** Begin **

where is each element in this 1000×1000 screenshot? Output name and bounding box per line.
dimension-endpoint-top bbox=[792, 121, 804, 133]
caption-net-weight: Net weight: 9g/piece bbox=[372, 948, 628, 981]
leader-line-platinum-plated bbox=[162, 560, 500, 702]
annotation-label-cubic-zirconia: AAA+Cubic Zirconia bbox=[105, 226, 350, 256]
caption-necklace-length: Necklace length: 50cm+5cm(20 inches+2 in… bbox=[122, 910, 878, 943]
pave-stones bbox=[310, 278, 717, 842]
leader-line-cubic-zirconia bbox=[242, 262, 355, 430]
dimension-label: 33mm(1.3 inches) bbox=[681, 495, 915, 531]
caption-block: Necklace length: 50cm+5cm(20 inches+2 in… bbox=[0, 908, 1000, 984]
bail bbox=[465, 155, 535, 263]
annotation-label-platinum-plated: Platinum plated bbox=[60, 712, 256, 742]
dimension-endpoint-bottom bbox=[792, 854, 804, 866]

** End **
** Begin **

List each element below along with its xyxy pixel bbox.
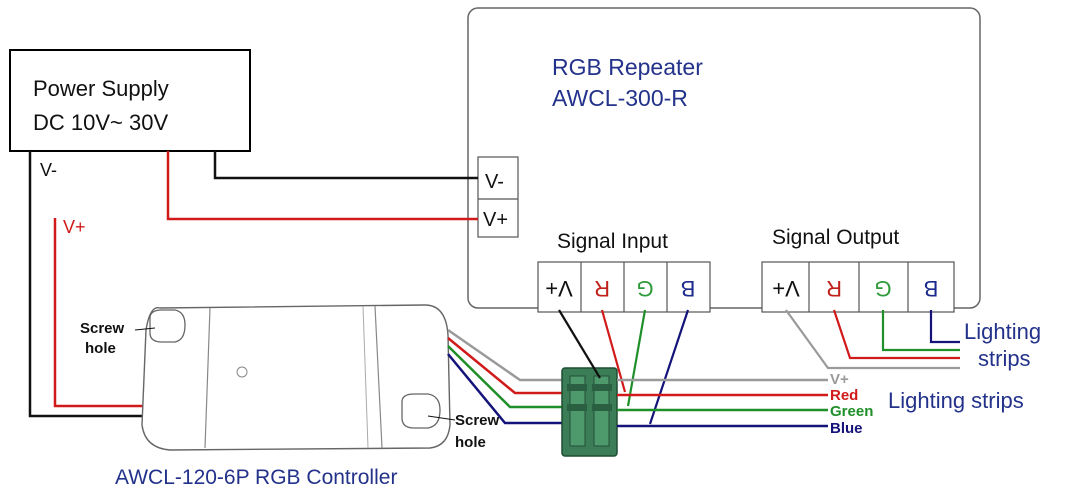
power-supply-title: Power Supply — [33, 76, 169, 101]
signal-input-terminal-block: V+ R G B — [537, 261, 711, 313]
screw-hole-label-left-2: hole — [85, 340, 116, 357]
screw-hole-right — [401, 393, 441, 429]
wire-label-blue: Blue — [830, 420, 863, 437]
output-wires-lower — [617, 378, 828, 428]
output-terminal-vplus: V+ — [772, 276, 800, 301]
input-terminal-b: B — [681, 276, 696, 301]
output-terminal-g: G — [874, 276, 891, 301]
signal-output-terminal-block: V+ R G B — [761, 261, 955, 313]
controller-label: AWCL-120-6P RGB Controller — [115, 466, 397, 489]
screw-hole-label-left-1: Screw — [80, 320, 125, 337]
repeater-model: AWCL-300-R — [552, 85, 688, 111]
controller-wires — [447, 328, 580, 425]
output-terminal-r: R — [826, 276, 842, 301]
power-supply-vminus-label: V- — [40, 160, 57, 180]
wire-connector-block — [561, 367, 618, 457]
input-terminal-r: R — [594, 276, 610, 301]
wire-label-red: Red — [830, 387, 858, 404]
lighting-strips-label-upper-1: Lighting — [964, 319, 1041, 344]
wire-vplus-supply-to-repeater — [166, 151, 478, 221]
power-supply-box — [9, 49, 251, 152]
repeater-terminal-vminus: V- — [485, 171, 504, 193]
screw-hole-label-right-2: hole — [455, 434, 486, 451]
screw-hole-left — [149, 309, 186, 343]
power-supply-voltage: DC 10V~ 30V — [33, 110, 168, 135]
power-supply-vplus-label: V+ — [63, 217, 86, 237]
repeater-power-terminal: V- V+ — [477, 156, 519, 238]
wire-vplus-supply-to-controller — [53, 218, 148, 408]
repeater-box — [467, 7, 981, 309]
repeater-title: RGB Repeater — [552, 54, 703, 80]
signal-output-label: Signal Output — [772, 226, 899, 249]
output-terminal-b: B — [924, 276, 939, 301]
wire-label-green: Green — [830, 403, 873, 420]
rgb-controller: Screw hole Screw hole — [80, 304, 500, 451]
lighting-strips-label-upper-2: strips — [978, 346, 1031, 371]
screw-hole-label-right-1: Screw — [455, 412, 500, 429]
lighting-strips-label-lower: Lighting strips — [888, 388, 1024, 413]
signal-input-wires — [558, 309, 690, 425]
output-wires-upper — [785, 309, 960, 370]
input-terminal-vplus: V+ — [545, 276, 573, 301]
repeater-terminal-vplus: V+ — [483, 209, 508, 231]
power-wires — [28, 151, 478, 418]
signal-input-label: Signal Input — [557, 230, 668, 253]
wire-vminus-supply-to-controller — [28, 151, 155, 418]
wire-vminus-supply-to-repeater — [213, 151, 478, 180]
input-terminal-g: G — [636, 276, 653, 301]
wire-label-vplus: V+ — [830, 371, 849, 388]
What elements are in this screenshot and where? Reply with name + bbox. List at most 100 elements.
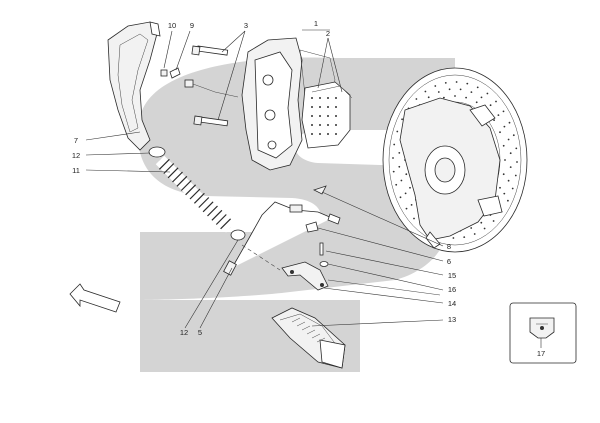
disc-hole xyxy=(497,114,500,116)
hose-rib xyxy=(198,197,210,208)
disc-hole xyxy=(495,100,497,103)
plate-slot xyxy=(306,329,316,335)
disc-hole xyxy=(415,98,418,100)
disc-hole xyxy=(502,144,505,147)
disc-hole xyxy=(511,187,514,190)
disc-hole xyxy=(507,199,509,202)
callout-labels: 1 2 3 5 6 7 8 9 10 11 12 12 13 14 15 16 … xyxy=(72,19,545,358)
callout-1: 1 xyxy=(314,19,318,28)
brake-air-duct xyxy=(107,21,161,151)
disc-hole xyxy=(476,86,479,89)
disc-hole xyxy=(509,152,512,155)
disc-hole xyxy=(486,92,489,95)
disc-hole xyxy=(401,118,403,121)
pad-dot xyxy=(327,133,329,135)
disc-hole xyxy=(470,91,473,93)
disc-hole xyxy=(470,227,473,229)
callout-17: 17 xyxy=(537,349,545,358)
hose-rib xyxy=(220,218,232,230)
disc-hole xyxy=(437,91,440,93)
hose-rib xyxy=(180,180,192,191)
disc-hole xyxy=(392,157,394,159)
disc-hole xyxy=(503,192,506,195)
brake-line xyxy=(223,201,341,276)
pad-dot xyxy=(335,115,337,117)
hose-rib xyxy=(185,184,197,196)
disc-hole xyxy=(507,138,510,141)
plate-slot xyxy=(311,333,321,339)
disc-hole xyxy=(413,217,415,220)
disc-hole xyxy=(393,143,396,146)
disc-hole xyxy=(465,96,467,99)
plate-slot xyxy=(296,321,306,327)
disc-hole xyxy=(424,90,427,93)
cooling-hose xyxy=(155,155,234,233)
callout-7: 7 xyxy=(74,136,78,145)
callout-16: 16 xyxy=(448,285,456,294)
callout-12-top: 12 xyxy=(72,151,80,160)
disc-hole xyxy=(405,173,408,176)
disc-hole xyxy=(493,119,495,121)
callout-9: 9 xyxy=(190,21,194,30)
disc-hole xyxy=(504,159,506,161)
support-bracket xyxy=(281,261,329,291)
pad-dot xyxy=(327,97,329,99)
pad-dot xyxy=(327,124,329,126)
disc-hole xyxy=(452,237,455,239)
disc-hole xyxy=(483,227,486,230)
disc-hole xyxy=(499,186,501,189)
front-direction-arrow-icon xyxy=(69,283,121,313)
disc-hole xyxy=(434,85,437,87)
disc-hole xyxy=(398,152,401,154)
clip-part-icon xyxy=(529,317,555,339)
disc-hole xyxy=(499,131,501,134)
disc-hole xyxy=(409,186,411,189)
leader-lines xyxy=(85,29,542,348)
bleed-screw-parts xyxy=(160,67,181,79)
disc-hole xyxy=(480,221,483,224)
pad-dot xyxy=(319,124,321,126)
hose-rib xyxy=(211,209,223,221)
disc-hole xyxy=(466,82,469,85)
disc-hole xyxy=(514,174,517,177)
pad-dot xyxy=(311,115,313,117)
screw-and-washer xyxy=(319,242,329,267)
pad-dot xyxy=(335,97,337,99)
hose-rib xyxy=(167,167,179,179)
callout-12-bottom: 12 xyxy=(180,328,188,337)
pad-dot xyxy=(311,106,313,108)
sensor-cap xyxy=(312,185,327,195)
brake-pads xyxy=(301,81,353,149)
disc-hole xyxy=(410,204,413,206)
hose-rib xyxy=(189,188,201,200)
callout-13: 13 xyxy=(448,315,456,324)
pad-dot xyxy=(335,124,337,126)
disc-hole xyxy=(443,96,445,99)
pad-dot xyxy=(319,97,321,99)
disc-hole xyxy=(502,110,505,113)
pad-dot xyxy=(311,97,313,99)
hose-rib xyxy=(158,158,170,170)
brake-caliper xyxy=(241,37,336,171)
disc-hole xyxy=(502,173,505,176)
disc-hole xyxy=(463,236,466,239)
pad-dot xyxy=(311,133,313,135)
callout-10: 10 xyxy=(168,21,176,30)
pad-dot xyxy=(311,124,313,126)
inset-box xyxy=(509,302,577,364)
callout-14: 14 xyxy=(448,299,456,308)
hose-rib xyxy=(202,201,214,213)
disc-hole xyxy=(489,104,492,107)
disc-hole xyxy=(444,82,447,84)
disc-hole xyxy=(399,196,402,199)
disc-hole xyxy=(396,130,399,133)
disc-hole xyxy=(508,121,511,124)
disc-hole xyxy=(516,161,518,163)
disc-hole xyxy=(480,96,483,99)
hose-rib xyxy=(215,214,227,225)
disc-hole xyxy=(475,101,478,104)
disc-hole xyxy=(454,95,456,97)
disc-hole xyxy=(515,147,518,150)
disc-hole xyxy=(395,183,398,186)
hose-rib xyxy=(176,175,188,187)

** End **
** Begin **

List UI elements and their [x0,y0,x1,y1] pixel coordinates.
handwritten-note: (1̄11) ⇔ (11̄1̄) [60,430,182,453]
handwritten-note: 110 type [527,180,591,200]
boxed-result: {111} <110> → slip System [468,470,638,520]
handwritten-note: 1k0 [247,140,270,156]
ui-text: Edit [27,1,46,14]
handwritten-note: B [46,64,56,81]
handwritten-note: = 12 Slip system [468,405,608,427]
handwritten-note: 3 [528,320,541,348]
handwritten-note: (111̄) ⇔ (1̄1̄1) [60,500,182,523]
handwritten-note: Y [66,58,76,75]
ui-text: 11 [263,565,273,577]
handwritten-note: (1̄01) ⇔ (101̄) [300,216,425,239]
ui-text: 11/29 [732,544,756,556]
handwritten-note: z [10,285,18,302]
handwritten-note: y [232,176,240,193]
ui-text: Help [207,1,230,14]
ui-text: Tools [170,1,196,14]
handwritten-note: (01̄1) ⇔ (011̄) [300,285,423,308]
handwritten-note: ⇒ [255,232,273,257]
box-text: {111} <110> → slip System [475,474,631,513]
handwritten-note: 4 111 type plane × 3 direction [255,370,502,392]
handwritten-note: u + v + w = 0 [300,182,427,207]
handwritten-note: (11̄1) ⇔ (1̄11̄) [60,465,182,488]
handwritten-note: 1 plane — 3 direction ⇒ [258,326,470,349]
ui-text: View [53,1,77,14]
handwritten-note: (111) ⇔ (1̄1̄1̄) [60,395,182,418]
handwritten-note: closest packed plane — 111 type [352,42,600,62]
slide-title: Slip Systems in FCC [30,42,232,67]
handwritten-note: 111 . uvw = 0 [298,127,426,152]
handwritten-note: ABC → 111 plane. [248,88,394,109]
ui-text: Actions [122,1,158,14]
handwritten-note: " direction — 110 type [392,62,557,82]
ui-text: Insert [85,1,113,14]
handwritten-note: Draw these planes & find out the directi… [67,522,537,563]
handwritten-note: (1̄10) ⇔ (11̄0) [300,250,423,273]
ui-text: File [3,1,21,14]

** End **

## [Task description]
Please repeat the records from the line containing "disc-hole xyxy=(497,114,500,116)" through the line containing "disc-hole xyxy=(503,192,506,195)", both included, and give nothing else.

## [Reply to the task]
disc-hole xyxy=(497,114,500,116)
hose-rib xyxy=(198,197,210,208)
disc-hole xyxy=(495,100,497,103)
plate-slot xyxy=(306,329,316,335)
disc-hole xyxy=(415,98,418,100)
disc-hole xyxy=(502,144,505,147)
disc-hole xyxy=(511,187,514,190)
disc-hole xyxy=(507,199,509,202)
callout-labels: 1 2 3 5 6 7 8 9 10 11 12 12 13 14 15 16 … xyxy=(72,19,545,358)
callout-1: 1 xyxy=(314,19,318,28)
brake-air-duct xyxy=(107,21,161,151)
disc-hole xyxy=(476,86,479,89)
disc-hole xyxy=(509,152,512,155)
disc-hole xyxy=(486,92,489,95)
disc-hole xyxy=(401,118,403,121)
pad-dot xyxy=(327,133,329,135)
disc-hole xyxy=(470,91,473,93)
disc-hole xyxy=(470,227,473,229)
callout-17: 17 xyxy=(537,349,545,358)
hose-rib xyxy=(220,218,232,230)
disc-hole xyxy=(437,91,440,93)
hose-rib xyxy=(180,180,192,191)
disc-hole xyxy=(392,157,394,159)
disc-hole xyxy=(503,192,506,195)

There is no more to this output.